» **Task requirements**
Reproduce each of the following rows verbatim, without changing any character.

» **Given records**
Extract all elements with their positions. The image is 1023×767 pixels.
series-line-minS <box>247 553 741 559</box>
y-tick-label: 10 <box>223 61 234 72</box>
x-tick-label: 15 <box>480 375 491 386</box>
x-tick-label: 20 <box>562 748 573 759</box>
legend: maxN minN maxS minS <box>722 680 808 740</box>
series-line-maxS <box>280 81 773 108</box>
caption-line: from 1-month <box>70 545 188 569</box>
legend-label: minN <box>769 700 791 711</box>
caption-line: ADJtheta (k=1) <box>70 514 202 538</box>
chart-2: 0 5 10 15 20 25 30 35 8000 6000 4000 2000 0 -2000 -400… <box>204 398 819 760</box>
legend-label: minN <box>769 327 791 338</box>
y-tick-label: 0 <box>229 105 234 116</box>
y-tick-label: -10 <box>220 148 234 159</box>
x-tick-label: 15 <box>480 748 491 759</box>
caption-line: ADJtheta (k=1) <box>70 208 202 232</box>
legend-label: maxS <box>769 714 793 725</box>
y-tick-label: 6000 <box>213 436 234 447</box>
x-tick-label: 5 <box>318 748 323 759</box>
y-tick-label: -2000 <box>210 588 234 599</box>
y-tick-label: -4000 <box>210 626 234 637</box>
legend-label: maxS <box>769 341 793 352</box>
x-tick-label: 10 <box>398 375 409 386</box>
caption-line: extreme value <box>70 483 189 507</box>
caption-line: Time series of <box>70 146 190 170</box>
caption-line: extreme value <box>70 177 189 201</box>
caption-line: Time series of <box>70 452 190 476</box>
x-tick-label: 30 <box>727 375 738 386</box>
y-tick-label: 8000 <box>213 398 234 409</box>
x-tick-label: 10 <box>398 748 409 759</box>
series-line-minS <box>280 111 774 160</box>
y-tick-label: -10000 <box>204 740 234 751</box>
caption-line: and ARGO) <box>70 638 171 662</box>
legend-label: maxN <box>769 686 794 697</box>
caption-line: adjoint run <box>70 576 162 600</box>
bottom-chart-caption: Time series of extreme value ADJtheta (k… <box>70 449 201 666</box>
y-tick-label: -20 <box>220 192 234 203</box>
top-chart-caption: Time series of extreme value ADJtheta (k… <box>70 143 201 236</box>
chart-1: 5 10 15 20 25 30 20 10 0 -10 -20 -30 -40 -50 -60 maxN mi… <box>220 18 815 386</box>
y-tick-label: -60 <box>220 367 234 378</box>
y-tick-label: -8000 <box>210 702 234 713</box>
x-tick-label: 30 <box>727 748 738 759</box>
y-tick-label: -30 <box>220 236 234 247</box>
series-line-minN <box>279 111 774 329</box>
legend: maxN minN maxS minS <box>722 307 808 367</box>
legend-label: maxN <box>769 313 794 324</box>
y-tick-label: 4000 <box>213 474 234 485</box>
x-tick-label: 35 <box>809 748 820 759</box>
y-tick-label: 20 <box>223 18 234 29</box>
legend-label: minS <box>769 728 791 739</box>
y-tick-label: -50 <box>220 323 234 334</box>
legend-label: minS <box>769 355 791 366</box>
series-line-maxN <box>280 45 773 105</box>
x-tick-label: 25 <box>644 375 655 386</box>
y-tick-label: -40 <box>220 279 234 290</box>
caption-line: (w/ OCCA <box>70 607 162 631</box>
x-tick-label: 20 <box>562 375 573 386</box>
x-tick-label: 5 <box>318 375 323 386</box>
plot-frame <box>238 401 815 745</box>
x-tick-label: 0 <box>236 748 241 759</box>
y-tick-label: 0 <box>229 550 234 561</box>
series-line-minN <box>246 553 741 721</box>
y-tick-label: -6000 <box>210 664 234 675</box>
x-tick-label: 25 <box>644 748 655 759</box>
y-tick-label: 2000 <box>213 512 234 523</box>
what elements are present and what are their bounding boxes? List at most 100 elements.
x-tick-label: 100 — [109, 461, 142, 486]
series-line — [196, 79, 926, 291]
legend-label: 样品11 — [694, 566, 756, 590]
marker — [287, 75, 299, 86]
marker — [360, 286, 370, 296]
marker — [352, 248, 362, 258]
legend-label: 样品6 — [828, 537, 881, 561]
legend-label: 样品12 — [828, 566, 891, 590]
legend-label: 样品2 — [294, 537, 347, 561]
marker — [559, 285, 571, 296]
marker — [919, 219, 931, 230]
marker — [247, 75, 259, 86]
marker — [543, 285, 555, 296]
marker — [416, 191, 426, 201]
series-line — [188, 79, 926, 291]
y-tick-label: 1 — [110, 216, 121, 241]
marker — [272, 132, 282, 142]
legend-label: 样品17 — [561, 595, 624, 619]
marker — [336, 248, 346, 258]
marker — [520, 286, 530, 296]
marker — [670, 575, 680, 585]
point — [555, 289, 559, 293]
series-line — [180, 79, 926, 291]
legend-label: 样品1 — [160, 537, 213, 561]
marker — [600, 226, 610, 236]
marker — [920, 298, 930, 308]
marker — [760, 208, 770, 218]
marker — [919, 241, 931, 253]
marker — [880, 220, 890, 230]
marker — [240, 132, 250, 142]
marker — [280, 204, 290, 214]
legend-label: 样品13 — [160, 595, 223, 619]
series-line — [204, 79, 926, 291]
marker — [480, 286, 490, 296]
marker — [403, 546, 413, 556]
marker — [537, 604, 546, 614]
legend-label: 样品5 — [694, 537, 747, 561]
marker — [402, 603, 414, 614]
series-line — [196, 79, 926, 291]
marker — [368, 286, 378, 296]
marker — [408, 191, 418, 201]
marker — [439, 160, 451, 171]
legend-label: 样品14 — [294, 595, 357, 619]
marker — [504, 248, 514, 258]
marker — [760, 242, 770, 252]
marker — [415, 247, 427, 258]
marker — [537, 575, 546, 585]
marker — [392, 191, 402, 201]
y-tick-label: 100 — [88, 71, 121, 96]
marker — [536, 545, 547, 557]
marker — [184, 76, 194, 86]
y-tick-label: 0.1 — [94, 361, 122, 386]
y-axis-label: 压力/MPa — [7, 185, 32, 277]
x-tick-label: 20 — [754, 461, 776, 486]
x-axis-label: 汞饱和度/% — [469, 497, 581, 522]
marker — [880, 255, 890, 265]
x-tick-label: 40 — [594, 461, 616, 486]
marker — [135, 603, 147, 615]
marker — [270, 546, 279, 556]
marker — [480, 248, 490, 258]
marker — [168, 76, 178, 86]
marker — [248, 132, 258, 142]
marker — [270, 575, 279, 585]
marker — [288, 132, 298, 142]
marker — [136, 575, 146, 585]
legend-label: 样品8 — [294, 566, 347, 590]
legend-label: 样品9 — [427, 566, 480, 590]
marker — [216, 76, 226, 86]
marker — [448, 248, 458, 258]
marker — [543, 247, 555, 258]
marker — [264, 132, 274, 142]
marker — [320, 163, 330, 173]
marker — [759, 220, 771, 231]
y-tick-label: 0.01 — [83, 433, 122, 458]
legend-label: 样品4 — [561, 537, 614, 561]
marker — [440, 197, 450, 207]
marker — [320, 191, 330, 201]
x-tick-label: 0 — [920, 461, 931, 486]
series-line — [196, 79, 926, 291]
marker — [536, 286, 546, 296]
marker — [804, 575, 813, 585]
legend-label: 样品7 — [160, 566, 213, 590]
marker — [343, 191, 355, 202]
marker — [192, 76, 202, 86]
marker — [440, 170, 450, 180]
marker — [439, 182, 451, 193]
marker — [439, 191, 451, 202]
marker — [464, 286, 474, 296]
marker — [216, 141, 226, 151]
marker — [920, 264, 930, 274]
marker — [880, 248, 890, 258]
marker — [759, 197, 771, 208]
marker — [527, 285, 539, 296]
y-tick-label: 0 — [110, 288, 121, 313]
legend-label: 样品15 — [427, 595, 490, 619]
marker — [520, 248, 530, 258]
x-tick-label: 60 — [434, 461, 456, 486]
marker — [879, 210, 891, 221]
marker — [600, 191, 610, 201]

» **Output of the exercise**
Extract all elements with their positions. The image is 1023×767 pixels.
series-line-minS <box>247 553 741 559</box>
y-tick-label: 10 <box>223 61 234 72</box>
x-tick-label: 15 <box>480 375 491 386</box>
x-tick-label: 20 <box>562 748 573 759</box>
legend: maxN minN maxS minS <box>722 680 808 740</box>
series-line-maxS <box>280 81 773 108</box>
caption-line: from 1-month <box>70 545 188 569</box>
legend-label: minN <box>769 700 791 711</box>
caption-line: ADJtheta (k=1) <box>70 514 202 538</box>
chart-2: 0 5 10 15 20 25 30 35 8000 6000 4000 2000 0 -2000 -400… <box>204 398 819 760</box>
legend-label: minN <box>769 327 791 338</box>
y-tick-label: 0 <box>229 105 234 116</box>
y-tick-label: -10 <box>220 148 234 159</box>
x-tick-label: 15 <box>480 748 491 759</box>
caption-line: ADJtheta (k=1) <box>70 208 202 232</box>
legend-label: maxS <box>769 714 793 725</box>
y-tick-label: 6000 <box>213 436 234 447</box>
x-tick-label: 5 <box>318 748 323 759</box>
y-tick-label: -2000 <box>210 588 234 599</box>
y-tick-label: -4000 <box>210 626 234 637</box>
legend-label: maxS <box>769 341 793 352</box>
x-tick-label: 10 <box>398 375 409 386</box>
caption-line: extreme value <box>70 483 189 507</box>
caption-line: Time series of <box>70 146 190 170</box>
caption-line: extreme value <box>70 177 189 201</box>
caption-line: Time series of <box>70 452 190 476</box>
x-tick-label: 30 <box>727 375 738 386</box>
y-tick-label: 8000 <box>213 398 234 409</box>
x-tick-label: 10 <box>398 748 409 759</box>
series-line-minS <box>280 111 774 160</box>
y-tick-label: -10000 <box>204 740 234 751</box>
caption-line: and ARGO) <box>70 638 171 662</box>
legend-label: maxN <box>769 686 794 697</box>
caption-line: adjoint run <box>70 576 162 600</box>
bottom-chart-caption: Time series of extreme value ADJtheta (k… <box>70 449 201 666</box>
y-tick-label: -20 <box>220 192 234 203</box>
top-chart-caption: Time series of extreme value ADJtheta (k… <box>70 143 201 236</box>
chart-1: 5 10 15 20 25 30 20 10 0 -10 -20 -30 -40 -50 -60 maxN mi… <box>220 18 815 386</box>
y-tick-label: -60 <box>220 367 234 378</box>
y-tick-label: -8000 <box>210 702 234 713</box>
x-tick-label: 30 <box>727 748 738 759</box>
y-tick-label: -30 <box>220 236 234 247</box>
series-line-minN <box>279 111 774 329</box>
legend: maxN minN maxS minS <box>722 307 808 367</box>
legend-label: maxN <box>769 313 794 324</box>
y-tick-label: 4000 <box>213 474 234 485</box>
x-tick-label: 35 <box>809 748 820 759</box>
y-tick-label: 20 <box>223 18 234 29</box>
legend-label: minS <box>769 728 791 739</box>
y-tick-label: -50 <box>220 323 234 334</box>
legend-label: minS <box>769 355 791 366</box>
series-line-maxN <box>280 45 773 105</box>
x-tick-label: 25 <box>644 375 655 386</box>
y-tick-label: -40 <box>220 279 234 290</box>
caption-line: (w/ OCCA <box>70 607 162 631</box>
x-tick-label: 20 <box>562 375 573 386</box>
x-tick-label: 5 <box>318 375 323 386</box>
plot-frame <box>238 401 815 745</box>
x-tick-label: 0 <box>236 748 241 759</box>
y-tick-label: 0 <box>229 550 234 561</box>
series-line-minN <box>246 553 741 721</box>
y-tick-label: -6000 <box>210 664 234 675</box>
x-tick-label: 25 <box>644 748 655 759</box>
y-tick-label: 2000 <box>213 512 234 523</box>
what elements are present and what are their bounding boxes? List at most 100 elements.
x-tick-label: 100 — [109, 461, 142, 486]
series-line — [196, 79, 926, 291]
legend-label: 样品11 — [694, 566, 756, 590]
marker — [287, 75, 299, 86]
marker — [360, 286, 370, 296]
marker — [352, 248, 362, 258]
legend-label: 样品6 — [828, 537, 881, 561]
legend-label: 样品12 — [828, 566, 891, 590]
legend-label: 样品2 — [294, 537, 347, 561]
marker — [559, 285, 571, 296]
marker — [919, 219, 931, 230]
marker — [247, 75, 259, 86]
marker — [543, 285, 555, 296]
marker — [416, 191, 426, 201]
series-line — [188, 79, 926, 291]
y-tick-label: 1 — [110, 216, 121, 241]
marker — [272, 132, 282, 142]
legend-label: 样品17 — [561, 595, 624, 619]
marker — [336, 248, 346, 258]
marker — [520, 286, 530, 296]
marker — [670, 575, 680, 585]
point — [555, 289, 559, 293]
series-line — [180, 79, 926, 291]
legend-label: 样品1 — [160, 537, 213, 561]
marker — [600, 226, 610, 236]
marker — [920, 298, 930, 308]
marker — [760, 208, 770, 218]
marker — [919, 241, 931, 253]
marker — [880, 220, 890, 230]
marker — [240, 132, 250, 142]
marker — [280, 204, 290, 214]
legend-label: 样品13 — [160, 595, 223, 619]
series-line — [204, 79, 926, 291]
marker — [480, 286, 490, 296]
marker — [403, 546, 413, 556]
marker — [537, 604, 546, 614]
legend-label: 样品5 — [694, 537, 747, 561]
marker — [402, 603, 414, 614]
series-line — [196, 79, 926, 291]
marker — [368, 286, 378, 296]
marker — [408, 191, 418, 201]
marker — [439, 160, 451, 171]
legend-label: 样品14 — [294, 595, 357, 619]
marker — [504, 248, 514, 258]
marker — [760, 242, 770, 252]
marker — [415, 247, 427, 258]
marker — [537, 575, 546, 585]
marker — [392, 191, 402, 201]
y-tick-label: 100 — [88, 71, 121, 96]
marker — [536, 545, 547, 557]
marker — [184, 76, 194, 86]
y-tick-label: 0.1 — [94, 361, 122, 386]
y-axis-label: 压力/MPa — [7, 185, 32, 277]
x-tick-label: 20 — [754, 461, 776, 486]
x-axis-label: 汞饱和度/% — [469, 497, 581, 522]
marker — [880, 255, 890, 265]
x-tick-label: 40 — [594, 461, 616, 486]
marker — [135, 603, 147, 615]
marker — [270, 546, 279, 556]
marker — [480, 248, 490, 258]
marker — [168, 76, 178, 86]
marker — [248, 132, 258, 142]
marker — [270, 575, 279, 585]
marker — [288, 132, 298, 142]
marker — [136, 575, 146, 585]
legend-label: 样品8 — [294, 566, 347, 590]
legend-label: 样品9 — [427, 566, 480, 590]
marker — [216, 76, 226, 86]
marker — [448, 248, 458, 258]
marker — [543, 247, 555, 258]
marker — [264, 132, 274, 142]
marker — [320, 163, 330, 173]
marker — [759, 220, 771, 231]
y-tick-label: 0.01 — [83, 433, 122, 458]
legend-label: 样品4 — [561, 537, 614, 561]
marker — [440, 197, 450, 207]
marker — [320, 191, 330, 201]
x-tick-label: 0 — [920, 461, 931, 486]
series-line — [196, 79, 926, 291]
marker — [536, 286, 546, 296]
marker — [804, 575, 813, 585]
legend-label: 样品7 — [160, 566, 213, 590]
marker — [343, 191, 355, 202]
marker — [192, 76, 202, 86]
marker — [440, 170, 450, 180]
marker — [439, 182, 451, 193]
marker — [439, 191, 451, 202]
marker — [464, 286, 474, 296]
marker — [216, 141, 226, 151]
marker — [920, 264, 930, 274]
marker — [880, 248, 890, 258]
marker — [759, 197, 771, 208]
marker — [527, 285, 539, 296]
y-tick-label: 0 — [110, 288, 121, 313]
legend-label: 样品15 — [427, 595, 490, 619]
marker — [520, 248, 530, 258]
x-tick-label: 60 — [434, 461, 456, 486]
marker — [879, 210, 891, 221]
marker — [600, 191, 610, 201]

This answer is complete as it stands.